# [SOLVED] iwl3945 - wlan0 interface fehlt

## Pamino

Hallo. Habe o.g. Wlan karte und hatte lang Zeit keinerlei Probleme wenn ich jetzt jedoch versuche /etc/init.d/net.wlan0 start auszuführen passiert folgendes:

 *Quote:*   

>  * Caching service dependencies ...                                       [ ok ]
> 
>  * Starting wlan0
> 
>  *   Configuration not set for wlan0 - assuming DHCP
> ...

 

/var/log/messages erzählt mir das:

 *Quote:*   

> 
> 
> network interface wlan0 does not exist
> 
> 

 

Kurz iwconfig befragt und tatsächlic existiert wlan0 nicht mehr! selbstverständlich ist das modul geladen. Habe eigendlich nichts verändert am system nur dass ich die karte ne weile nicht mehr ihn betrieb hatte!!! Coldplug o.ä habe ich nicht, falls das eine ROlle spielt... Hat immer wunderbar funktioniert (nutze wpasupplicant)

Hinweise zur Aufgabe =
Nehmen Sie den oben stehenden Forumsbeitrag über die fehlende wlan0-Schnittstelle wieder auf und schreiben Sie ihn im Anschluss an seinen letzten Satz fort.

Bereitgestellte Daten =
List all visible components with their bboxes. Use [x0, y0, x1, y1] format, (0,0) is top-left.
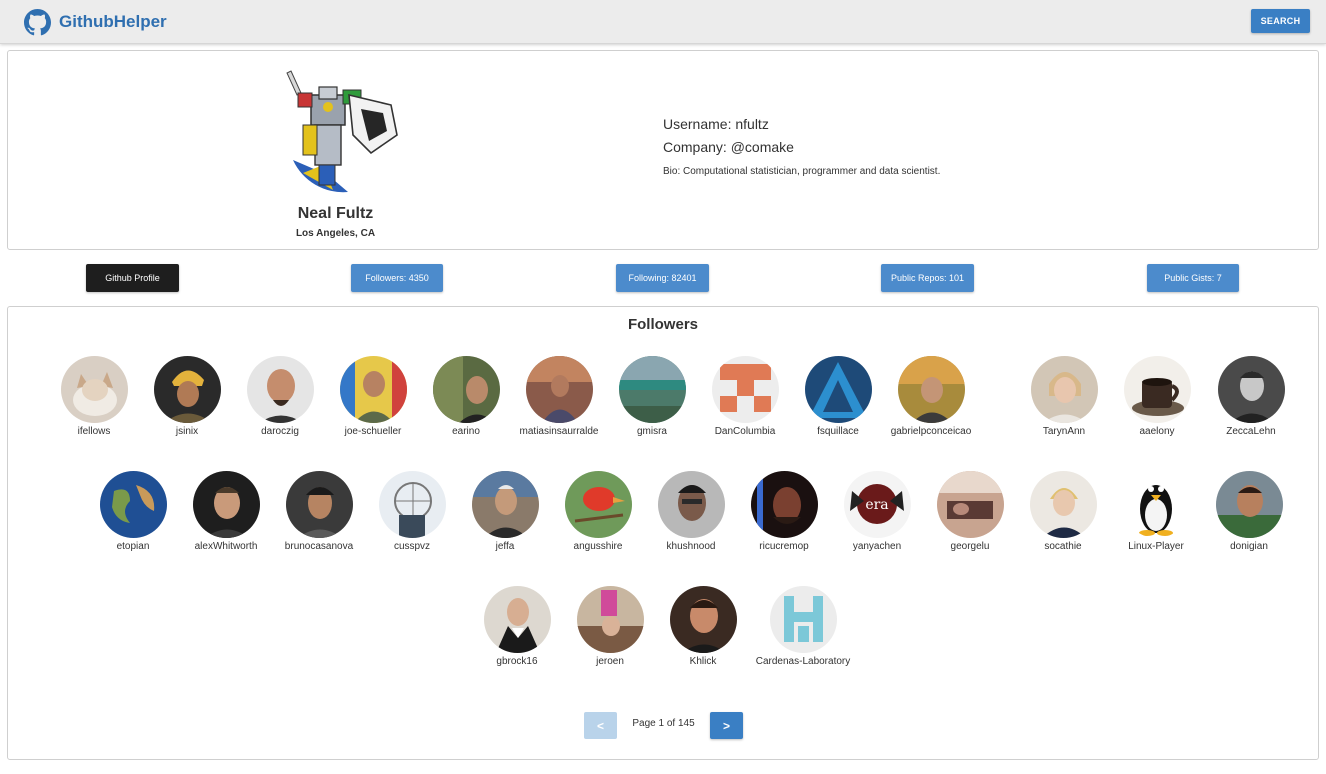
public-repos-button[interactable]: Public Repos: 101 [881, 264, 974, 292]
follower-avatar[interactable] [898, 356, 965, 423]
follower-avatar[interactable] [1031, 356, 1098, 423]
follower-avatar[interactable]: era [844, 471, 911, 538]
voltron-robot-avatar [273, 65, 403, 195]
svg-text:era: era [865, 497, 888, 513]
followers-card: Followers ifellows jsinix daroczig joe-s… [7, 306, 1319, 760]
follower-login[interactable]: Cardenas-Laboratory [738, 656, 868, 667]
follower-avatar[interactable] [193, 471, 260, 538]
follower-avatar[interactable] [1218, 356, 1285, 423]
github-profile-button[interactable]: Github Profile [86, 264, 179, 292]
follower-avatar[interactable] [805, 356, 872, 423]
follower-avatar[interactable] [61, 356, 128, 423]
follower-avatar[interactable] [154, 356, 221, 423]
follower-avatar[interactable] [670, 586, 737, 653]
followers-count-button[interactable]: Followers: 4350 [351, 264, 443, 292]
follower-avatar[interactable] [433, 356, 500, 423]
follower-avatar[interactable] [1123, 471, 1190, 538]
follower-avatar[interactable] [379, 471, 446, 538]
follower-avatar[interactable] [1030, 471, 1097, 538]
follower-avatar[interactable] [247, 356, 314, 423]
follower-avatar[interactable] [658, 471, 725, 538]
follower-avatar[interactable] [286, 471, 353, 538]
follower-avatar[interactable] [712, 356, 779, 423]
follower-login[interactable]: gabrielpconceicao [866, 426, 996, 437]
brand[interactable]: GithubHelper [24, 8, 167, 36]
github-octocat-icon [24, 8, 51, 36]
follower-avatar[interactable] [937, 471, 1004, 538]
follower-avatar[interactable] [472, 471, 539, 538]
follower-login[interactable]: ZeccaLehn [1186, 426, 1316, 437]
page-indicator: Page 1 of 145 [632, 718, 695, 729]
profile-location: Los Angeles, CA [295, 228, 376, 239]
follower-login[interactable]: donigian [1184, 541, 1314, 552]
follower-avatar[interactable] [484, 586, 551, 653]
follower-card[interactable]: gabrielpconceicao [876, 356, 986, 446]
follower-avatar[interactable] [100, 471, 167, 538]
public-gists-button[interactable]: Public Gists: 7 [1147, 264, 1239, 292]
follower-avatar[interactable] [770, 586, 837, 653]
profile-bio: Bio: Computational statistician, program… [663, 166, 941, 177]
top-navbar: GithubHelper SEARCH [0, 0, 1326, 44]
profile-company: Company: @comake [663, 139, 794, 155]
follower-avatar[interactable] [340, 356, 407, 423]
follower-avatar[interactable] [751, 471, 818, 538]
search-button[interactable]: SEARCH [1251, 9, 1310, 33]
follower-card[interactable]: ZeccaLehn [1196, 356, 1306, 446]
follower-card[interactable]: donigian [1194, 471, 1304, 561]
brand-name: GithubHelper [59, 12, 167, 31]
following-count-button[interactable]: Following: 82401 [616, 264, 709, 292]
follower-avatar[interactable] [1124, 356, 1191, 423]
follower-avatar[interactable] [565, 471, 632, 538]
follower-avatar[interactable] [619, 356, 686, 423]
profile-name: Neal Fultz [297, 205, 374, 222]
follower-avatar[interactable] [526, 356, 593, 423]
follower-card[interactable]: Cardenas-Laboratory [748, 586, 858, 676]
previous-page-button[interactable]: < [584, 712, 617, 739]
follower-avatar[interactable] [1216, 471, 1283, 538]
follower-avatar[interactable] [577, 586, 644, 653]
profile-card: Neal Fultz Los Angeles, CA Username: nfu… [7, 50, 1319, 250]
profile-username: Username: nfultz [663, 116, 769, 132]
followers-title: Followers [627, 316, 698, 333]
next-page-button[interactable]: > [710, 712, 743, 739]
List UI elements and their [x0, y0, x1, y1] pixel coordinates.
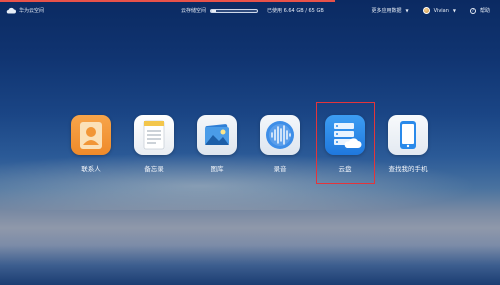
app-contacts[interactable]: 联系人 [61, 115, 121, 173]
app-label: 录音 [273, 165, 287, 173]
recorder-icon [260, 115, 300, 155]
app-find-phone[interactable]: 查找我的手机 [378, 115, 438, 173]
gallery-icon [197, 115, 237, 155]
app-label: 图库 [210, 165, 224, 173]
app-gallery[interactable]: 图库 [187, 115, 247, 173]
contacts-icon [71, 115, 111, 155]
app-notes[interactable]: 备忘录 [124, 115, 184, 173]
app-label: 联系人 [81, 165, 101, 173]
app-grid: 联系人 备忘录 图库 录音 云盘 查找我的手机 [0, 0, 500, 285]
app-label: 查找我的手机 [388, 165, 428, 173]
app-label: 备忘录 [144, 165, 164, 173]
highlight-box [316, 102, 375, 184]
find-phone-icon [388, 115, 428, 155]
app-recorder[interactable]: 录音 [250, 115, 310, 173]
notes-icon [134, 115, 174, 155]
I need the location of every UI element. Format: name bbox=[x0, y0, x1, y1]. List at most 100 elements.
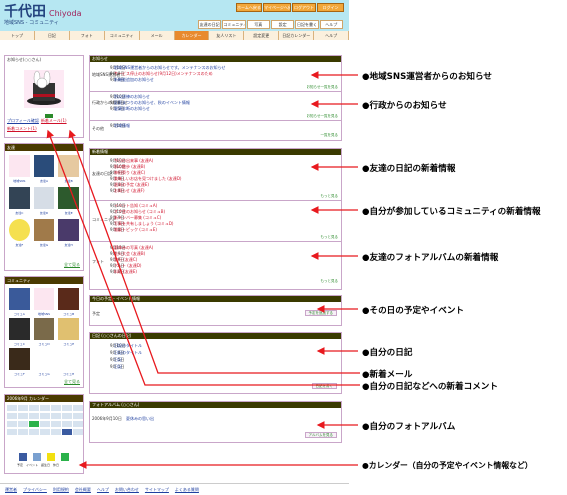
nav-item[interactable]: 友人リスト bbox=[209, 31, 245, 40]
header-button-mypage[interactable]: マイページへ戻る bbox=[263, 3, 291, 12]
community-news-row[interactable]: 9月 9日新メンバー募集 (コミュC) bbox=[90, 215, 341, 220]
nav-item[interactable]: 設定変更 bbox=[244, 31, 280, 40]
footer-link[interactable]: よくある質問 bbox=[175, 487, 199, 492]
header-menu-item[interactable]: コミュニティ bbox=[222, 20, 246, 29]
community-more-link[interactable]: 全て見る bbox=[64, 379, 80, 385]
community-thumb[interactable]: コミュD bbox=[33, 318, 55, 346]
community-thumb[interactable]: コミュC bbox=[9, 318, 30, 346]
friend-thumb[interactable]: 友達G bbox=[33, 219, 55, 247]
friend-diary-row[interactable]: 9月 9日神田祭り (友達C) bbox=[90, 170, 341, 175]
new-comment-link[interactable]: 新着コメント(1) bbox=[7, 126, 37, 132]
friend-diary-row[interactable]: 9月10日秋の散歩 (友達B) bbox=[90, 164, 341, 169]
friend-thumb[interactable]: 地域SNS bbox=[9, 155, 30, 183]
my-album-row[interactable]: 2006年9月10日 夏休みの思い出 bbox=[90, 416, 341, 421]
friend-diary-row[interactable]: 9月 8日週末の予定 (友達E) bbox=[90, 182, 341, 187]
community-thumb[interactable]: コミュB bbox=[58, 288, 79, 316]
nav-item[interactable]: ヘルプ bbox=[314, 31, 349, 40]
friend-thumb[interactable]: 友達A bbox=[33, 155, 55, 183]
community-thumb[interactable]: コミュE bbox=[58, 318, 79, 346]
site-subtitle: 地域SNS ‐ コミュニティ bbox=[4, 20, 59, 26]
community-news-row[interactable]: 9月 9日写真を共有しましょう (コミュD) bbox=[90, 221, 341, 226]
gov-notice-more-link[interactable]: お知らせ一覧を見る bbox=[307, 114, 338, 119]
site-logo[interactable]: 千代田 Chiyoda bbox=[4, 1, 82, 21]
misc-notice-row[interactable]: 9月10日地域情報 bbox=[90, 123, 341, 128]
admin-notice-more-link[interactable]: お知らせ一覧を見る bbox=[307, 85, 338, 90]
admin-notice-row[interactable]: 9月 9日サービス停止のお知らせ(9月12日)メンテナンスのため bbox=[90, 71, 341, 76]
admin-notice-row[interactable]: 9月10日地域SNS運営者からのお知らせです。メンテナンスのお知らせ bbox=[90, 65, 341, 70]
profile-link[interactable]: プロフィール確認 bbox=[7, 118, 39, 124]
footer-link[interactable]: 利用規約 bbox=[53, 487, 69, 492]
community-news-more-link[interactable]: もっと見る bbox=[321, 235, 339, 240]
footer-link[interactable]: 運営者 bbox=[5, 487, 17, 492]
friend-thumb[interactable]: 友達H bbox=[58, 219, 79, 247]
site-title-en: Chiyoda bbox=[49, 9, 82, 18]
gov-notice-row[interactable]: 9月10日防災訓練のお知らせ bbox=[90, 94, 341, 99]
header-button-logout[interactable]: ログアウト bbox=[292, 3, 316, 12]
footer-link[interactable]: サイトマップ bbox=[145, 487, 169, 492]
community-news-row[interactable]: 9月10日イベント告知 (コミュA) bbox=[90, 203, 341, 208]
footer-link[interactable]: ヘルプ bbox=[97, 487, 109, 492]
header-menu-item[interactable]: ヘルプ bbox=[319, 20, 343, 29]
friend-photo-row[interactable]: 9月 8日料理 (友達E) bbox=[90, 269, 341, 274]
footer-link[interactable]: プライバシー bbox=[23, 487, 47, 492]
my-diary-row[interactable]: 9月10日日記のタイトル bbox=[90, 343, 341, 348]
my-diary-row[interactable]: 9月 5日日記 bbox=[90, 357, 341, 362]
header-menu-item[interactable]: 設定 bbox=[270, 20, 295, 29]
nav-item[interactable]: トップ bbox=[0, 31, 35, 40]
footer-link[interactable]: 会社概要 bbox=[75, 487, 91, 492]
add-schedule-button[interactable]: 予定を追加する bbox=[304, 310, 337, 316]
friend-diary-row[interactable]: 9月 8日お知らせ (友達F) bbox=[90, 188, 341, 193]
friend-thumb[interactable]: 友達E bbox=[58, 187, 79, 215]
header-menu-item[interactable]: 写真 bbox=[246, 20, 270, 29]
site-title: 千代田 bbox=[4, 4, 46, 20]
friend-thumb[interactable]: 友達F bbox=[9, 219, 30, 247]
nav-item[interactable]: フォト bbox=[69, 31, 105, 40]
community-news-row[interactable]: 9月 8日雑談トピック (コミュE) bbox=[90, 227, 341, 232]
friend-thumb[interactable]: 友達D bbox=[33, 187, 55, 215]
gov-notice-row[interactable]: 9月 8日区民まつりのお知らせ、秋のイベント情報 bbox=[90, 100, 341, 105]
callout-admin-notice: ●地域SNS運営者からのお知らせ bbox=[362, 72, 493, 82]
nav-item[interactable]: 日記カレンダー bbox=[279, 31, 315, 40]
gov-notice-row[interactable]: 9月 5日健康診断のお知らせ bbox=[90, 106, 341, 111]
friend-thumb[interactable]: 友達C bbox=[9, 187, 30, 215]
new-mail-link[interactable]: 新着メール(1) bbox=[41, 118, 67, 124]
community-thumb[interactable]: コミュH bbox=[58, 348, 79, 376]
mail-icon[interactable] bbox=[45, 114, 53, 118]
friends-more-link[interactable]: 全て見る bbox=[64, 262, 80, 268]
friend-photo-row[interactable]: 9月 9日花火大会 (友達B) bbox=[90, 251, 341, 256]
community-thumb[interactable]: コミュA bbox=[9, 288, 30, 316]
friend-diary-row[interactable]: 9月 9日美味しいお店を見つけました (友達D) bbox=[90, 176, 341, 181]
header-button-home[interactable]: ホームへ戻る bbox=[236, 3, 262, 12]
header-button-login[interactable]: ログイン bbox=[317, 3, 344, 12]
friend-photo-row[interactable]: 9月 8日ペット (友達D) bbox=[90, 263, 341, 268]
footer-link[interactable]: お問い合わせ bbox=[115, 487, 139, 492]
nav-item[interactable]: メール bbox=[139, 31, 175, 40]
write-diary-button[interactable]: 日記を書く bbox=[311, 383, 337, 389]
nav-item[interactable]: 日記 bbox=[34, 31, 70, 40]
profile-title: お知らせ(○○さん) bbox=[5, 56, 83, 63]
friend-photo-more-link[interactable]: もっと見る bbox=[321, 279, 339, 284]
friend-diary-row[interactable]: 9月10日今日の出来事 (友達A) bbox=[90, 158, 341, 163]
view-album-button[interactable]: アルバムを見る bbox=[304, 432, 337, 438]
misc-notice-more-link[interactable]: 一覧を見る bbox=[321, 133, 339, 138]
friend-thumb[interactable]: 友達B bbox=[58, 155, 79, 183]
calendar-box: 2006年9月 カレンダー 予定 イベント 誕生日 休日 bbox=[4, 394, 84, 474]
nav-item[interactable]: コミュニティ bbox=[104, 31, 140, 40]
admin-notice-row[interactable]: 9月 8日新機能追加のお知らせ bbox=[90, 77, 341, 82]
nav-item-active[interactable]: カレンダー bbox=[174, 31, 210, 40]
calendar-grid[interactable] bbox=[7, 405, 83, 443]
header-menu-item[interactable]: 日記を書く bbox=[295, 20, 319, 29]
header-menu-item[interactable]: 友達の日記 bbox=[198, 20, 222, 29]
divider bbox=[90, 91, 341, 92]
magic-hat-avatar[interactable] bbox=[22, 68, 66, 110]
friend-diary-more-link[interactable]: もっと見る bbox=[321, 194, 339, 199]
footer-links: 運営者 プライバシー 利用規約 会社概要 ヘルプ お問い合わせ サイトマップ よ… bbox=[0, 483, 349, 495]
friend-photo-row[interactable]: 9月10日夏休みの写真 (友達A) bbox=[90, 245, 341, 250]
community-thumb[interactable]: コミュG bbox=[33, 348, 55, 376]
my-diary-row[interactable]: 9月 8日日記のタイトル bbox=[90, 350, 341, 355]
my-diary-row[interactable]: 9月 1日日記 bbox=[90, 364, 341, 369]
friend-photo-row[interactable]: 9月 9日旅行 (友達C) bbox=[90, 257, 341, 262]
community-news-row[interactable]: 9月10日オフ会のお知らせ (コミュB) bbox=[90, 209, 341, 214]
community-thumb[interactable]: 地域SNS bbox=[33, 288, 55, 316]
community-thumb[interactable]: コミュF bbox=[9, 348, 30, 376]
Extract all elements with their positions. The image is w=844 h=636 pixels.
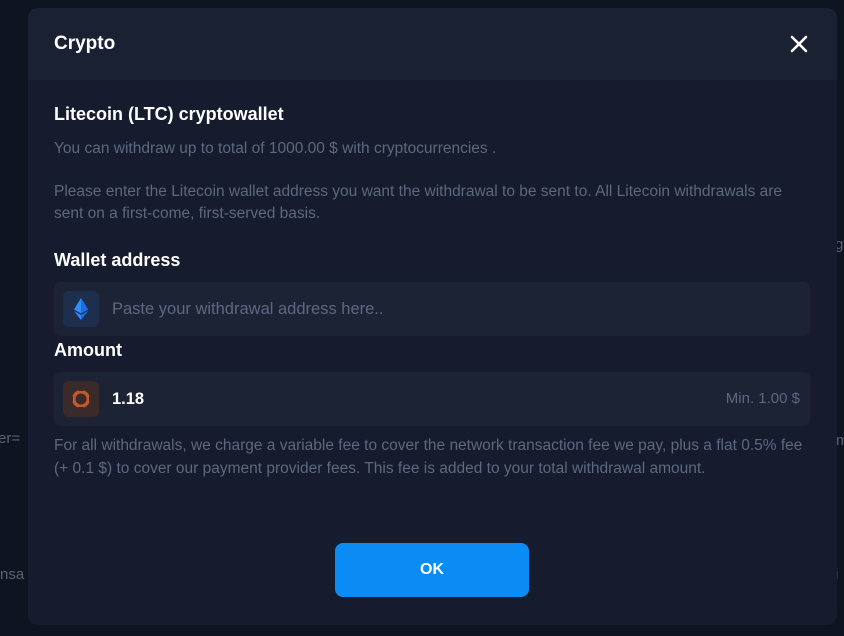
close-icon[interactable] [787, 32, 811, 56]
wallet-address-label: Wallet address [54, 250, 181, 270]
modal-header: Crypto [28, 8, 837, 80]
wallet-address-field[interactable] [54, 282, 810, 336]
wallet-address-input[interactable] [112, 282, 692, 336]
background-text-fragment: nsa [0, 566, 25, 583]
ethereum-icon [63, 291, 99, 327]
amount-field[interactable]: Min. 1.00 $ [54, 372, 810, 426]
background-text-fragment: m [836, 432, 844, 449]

Ergebnis dieser Aufgabe =
 :Embarassed: 

Danke euchLast edited by Pamino on Sat Nov 22, 2008 12:36 pm; edited 1 time in total

----------

## Max Steel

Du könntest erstmal in /etc/udev/rules.d/70-persistent-net.rules schauen ob es da wirklich noch ein wlan Device gibt, oder ob es jetzt umbenannt wurde oder sonstirgendwas.

Könnte auch plötzlich unter eth1 oder wlan1 zu finden sein.

----------

## Pamino

 *Max Steel wrote:*   

> Du könntest erstmal in /etc/udev/rules.d/70-persistent-net.rules schauen ob es da wirklich noch ein wlan Device gibt, oder ob es jetzt umbenannt wurde oder sonstirgendwas.
> 
> Könnte auch plötzlich unter eth1 oder wlan1 zu finden sein.

 

 *Quote:*   

> # This file was automatically generated by the /lib64/udev/write_net_rules
> 
> # program run by the persistent-net-generator.rules rules file.
> 
> #
> ...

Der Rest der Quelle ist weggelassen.